» **EXTRACTED INFORMATION**
------

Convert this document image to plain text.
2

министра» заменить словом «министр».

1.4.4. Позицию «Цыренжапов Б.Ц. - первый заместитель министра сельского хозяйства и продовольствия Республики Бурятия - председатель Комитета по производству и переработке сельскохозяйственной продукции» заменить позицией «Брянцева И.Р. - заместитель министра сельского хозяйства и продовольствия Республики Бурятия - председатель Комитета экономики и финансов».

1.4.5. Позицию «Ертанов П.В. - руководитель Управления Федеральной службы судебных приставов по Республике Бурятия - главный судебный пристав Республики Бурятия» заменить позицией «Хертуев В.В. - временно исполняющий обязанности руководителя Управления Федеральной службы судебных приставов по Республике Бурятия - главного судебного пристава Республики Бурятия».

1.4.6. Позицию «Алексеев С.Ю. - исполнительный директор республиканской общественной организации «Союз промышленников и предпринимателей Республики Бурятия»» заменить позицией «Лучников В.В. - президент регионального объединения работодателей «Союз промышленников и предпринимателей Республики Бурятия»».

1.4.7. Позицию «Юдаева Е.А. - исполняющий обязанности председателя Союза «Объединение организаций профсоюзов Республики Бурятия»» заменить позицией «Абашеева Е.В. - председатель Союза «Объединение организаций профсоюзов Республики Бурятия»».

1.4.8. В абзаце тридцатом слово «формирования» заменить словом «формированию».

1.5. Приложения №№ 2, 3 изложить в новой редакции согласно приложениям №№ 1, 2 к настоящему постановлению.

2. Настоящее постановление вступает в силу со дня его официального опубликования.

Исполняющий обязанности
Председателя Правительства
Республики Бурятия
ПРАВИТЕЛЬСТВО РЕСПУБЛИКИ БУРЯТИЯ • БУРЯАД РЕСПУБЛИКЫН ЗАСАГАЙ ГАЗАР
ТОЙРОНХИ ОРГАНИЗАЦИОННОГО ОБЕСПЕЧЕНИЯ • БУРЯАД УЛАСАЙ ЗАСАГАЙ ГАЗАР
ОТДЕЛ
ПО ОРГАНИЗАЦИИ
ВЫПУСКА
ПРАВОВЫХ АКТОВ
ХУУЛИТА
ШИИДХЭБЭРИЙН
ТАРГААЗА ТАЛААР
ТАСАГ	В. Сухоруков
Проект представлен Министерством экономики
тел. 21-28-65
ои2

------

» **EXERCISE**
Write out the entire listing exactly.

» **RESPONSE**
Convert this document image to plain text.
2

министра» заменить словом «министр».

1.4.4. Позицию «Цыренжапов Б.Ц. - первый заместитель министра сельского хозяйства и продовольствия Республики Бурятия - председатель Комитета по производству и переработке сельскохозяйственной продукции» заменить позицией «Брянцева И.Р. - заместитель министра сельского хозяйства и продовольствия Республики Бурятия - председатель Комитета экономики и финансов».

1.4.5. Позицию «Ертанов П.В. - руководитель Управления Федеральной службы судебных приставов по Республике Бурятия - главный судебный пристав Республики Бурятия» заменить позицией «Хертуев В.В. - временно исполняющий обязанности руководителя Управления Федеральной службы судебных приставов по Республике Бурятия - главного судебного пристава Республики Бурятия».

1.4.6. Позицию «Алексеев С.Ю. - исполнительный директор республиканской общественной организации «Союз промышленников и предпринимателей Республики Бурятия»» заменить позицией «Лучников В.В. - президент регионального объединения работодателей «Союз промышленников и предпринимателей Республики Бурятия»».

1.4.7. Позицию «Юдаева Е.А. - исполняющий обязанности председателя Союза «Объединение организаций профсоюзов Республики Бурятия»» заменить позицией «Абашеева Е.В. - председатель Союза «Объединение организаций профсоюзов Республики Бурятия»».

1.4.8. В абзаце тридцатом слово «формирования» заменить словом «формированию».

1.5. Приложения №№ 2, 3 изложить в новой редакции согласно приложениям №№ 1, 2 к настоящему постановлению.

2. Настоящее постановление вступает в силу со дня его официального опубликования.

Исполняющий обязанности
Председателя Правительства
Республики Бурятия
ПРАВИТЕЛЬСТВО РЕСПУБЛИКИ БУРЯТИЯ • БУРЯАД РЕСПУБЛИКЫН ЗАСАГАЙ ГАЗАР
ТОЙРОНХИ ОРГАНИЗАЦИОННОГО ОБЕСПЕЧЕНИЯ • БУРЯАД УЛАСАЙ ЗАСАГАЙ ГАЗАР
ОТДЕЛ
ПО ОРГАНИЗАЦИИ
ВЫПУСКА
ПРАВОВЫХ АКТОВ
ХУУЛИТА
ШИИДХЭБЭРИЙН
ТАРГААЗА ТАЛААР
ТАСАГ	В. Сухоруков
Проект представлен Министерством экономики
тел. 21-28-65
ои2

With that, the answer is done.